**The problem**
Report every line from the material that contains the word "selected".
Top of Data for this task
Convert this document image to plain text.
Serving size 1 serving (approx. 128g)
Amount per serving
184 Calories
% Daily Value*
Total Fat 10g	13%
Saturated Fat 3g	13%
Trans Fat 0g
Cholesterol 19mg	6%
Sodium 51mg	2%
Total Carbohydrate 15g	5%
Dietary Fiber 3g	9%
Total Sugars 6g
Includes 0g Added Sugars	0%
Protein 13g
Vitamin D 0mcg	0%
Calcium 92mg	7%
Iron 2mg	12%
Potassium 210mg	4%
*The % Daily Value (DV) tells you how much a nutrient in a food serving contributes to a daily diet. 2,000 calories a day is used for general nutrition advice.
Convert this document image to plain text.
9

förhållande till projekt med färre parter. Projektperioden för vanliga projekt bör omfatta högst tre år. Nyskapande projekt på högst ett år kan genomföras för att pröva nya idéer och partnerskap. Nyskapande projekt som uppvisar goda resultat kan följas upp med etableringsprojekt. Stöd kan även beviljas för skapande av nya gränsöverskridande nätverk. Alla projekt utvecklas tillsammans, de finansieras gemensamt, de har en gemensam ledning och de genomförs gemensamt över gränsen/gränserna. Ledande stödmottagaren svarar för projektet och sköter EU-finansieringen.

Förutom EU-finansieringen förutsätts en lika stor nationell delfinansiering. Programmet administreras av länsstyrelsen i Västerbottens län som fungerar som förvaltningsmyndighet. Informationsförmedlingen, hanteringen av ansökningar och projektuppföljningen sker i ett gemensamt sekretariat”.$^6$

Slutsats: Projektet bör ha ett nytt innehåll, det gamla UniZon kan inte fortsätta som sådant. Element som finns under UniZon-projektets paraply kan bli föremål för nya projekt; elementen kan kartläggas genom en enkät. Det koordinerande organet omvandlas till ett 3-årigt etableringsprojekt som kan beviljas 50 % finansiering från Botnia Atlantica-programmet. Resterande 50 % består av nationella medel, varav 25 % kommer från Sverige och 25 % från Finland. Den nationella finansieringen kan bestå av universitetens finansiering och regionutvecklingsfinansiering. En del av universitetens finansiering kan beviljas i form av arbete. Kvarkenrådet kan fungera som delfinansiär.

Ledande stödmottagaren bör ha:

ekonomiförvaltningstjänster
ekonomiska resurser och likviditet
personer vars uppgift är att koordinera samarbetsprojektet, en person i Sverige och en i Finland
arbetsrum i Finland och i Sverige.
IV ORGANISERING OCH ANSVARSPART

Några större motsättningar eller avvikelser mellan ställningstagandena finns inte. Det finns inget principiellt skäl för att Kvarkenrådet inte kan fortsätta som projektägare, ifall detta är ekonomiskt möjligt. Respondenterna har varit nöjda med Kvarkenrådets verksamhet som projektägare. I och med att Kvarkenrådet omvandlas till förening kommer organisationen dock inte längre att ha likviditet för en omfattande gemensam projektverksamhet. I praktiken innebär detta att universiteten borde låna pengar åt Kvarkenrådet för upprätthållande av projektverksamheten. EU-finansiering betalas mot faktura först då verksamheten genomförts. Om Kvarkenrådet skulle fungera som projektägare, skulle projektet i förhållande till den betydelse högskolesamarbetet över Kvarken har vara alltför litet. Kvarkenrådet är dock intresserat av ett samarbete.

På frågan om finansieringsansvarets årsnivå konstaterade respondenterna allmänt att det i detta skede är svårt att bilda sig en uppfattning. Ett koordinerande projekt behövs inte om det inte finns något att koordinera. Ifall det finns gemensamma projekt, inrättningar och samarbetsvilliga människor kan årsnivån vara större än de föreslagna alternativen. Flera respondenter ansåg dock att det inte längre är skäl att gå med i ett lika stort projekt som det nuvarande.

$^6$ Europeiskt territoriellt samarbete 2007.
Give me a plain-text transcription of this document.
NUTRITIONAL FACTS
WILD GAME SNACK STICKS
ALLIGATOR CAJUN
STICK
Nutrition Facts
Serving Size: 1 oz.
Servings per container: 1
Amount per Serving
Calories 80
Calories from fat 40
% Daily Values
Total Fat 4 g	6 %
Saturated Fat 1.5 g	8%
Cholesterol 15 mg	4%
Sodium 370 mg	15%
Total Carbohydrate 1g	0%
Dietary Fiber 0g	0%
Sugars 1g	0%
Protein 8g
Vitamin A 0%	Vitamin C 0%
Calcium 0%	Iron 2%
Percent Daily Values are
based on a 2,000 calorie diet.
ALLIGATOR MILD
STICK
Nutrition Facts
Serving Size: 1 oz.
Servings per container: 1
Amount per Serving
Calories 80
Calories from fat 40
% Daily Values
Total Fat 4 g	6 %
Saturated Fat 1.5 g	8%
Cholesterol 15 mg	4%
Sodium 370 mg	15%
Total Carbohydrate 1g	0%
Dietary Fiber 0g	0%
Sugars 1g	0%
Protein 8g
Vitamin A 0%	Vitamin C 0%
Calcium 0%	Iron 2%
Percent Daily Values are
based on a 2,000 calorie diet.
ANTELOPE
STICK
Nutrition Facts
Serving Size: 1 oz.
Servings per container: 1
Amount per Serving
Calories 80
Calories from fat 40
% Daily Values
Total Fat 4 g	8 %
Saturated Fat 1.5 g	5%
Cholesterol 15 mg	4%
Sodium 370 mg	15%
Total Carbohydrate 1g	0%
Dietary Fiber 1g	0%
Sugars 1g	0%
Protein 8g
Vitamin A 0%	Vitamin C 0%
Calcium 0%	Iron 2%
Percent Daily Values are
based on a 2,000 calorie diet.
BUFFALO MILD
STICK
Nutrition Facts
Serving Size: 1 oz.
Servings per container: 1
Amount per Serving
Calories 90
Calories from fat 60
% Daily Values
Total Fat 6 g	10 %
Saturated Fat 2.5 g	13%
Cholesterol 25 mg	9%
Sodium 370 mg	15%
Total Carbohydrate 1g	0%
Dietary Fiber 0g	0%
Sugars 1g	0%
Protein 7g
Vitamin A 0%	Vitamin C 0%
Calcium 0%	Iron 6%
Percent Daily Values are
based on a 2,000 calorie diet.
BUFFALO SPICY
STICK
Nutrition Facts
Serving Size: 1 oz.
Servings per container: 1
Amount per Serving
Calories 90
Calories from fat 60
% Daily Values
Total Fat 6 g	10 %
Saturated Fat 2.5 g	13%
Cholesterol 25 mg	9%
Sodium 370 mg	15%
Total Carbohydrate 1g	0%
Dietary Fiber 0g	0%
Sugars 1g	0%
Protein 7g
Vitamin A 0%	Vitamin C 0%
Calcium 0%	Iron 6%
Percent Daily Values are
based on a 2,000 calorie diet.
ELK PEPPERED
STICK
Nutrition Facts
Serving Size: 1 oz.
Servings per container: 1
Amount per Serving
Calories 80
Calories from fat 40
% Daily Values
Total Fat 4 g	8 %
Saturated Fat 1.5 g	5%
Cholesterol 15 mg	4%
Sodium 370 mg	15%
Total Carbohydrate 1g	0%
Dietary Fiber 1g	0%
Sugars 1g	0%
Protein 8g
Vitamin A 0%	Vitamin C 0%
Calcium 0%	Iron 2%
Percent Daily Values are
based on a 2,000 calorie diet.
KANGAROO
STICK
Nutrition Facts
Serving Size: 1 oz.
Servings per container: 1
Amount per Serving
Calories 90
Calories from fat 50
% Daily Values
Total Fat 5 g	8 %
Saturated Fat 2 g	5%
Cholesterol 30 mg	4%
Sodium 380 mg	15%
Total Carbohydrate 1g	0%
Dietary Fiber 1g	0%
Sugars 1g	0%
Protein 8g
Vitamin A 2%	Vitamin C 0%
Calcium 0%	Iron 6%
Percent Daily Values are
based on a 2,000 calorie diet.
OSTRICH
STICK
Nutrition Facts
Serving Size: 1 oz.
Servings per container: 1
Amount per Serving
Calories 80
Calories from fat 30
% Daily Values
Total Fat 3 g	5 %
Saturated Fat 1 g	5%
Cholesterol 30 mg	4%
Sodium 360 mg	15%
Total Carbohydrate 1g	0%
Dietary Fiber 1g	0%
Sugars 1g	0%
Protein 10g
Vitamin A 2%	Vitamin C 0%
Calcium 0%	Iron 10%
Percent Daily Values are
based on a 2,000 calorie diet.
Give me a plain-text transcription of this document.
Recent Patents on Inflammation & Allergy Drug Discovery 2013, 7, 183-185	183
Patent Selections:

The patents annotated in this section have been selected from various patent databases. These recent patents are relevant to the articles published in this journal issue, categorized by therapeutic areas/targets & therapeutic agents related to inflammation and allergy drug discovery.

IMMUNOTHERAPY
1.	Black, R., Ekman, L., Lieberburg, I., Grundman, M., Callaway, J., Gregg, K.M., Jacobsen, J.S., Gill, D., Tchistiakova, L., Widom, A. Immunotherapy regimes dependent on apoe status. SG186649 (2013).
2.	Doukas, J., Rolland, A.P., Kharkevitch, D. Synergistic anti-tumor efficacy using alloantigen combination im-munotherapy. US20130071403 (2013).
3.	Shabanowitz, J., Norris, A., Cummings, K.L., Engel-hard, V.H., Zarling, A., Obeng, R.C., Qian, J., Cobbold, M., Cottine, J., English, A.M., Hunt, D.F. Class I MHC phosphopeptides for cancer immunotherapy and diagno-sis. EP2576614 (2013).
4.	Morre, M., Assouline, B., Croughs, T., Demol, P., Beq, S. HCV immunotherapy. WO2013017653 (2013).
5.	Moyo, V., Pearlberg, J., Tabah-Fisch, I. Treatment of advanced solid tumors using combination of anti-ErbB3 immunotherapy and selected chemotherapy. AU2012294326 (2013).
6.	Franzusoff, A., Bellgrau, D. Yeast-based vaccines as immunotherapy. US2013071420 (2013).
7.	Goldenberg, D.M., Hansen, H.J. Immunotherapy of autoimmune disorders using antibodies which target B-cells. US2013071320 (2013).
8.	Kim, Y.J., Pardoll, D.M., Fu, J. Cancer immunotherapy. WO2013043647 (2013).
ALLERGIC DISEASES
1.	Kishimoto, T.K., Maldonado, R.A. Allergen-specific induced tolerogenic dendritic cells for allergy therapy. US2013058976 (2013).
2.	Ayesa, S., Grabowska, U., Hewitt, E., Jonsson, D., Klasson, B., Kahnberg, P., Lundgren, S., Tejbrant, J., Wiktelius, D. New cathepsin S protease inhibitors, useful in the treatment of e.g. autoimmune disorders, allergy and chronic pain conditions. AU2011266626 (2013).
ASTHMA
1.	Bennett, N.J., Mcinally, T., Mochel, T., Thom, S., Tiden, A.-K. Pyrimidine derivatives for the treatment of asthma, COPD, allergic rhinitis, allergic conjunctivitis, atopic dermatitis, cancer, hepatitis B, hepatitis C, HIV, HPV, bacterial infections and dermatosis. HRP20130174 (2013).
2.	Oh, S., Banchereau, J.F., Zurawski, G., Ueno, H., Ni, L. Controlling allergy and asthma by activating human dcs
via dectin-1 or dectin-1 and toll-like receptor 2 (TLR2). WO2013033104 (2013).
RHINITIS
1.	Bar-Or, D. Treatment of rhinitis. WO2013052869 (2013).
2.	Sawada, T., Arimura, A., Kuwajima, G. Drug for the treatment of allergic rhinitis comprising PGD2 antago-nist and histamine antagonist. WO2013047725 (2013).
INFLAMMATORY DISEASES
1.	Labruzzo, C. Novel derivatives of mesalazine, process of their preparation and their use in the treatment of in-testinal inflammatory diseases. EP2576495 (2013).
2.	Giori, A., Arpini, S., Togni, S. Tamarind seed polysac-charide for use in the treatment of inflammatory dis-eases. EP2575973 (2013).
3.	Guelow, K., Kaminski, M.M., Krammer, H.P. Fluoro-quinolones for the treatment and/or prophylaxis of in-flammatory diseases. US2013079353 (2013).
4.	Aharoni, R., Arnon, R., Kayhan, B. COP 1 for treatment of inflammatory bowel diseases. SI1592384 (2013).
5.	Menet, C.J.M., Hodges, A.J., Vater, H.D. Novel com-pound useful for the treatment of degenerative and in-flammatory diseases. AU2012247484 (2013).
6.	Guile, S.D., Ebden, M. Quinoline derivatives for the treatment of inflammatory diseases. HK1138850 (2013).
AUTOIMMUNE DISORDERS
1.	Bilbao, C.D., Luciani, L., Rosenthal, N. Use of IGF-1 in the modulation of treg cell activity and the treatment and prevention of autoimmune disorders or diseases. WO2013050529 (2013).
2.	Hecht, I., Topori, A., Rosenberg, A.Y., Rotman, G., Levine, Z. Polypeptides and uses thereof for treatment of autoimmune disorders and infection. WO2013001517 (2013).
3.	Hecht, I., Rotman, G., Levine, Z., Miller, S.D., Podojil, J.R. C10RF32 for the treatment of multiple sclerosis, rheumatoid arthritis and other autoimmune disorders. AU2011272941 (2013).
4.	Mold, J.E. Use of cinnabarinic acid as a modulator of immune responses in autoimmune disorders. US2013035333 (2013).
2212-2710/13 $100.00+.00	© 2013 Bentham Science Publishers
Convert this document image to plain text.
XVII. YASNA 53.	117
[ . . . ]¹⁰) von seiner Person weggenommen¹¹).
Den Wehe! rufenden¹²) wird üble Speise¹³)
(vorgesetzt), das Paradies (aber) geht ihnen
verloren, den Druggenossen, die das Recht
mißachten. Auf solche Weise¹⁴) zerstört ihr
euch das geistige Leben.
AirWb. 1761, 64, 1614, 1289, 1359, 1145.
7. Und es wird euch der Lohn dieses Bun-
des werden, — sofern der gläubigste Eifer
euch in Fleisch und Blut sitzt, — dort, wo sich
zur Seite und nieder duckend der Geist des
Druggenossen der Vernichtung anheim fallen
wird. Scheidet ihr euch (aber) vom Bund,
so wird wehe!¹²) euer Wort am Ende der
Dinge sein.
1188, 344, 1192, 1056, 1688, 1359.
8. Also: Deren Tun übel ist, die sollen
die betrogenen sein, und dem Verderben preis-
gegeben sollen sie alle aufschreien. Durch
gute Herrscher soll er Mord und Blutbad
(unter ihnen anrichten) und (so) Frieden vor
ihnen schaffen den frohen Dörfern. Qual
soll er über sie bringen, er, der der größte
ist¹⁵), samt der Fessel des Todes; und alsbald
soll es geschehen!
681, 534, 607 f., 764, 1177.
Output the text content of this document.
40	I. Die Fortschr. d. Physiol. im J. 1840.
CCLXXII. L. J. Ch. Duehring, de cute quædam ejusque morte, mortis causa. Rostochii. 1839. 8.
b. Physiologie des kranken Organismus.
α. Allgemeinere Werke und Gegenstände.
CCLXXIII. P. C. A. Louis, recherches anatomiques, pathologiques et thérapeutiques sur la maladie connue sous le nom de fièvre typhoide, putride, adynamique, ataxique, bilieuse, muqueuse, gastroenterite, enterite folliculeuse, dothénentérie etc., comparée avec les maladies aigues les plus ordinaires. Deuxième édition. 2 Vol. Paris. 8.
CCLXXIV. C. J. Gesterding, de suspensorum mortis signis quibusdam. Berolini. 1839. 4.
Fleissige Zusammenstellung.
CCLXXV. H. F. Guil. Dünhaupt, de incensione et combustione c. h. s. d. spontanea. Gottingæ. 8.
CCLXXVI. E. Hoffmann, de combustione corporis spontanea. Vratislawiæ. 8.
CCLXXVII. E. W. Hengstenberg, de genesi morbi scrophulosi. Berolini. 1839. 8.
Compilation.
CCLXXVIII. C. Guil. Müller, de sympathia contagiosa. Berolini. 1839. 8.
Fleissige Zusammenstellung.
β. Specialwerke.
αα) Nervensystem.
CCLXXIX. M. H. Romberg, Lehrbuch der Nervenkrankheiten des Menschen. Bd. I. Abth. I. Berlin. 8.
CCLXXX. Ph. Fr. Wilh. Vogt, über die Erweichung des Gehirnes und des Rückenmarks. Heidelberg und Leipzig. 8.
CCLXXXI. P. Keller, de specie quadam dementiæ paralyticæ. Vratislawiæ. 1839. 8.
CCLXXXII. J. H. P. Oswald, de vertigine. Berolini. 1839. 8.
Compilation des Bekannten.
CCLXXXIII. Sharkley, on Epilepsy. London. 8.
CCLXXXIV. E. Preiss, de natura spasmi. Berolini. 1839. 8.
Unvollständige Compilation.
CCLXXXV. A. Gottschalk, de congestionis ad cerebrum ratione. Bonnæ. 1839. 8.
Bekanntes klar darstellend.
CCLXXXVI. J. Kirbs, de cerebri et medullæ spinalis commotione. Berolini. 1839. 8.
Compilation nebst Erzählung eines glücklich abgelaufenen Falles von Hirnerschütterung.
Bottom of Data for this task
**Result**
The patents annotated in this section have been selected from various patent databases. These recent patents are relevant to the articles published in this journal issue, categorized by therapeutic areas/targets & therapeutic agents related to inflammation and allergy drug discovery.
5.	Moyo, V., Pearlberg, J., Tabah-Fisch, I. Treatment of advanced solid tumors using combination of anti-ErbB3 immunotherapy and selected chemotherapy. AU2012294326 (2013).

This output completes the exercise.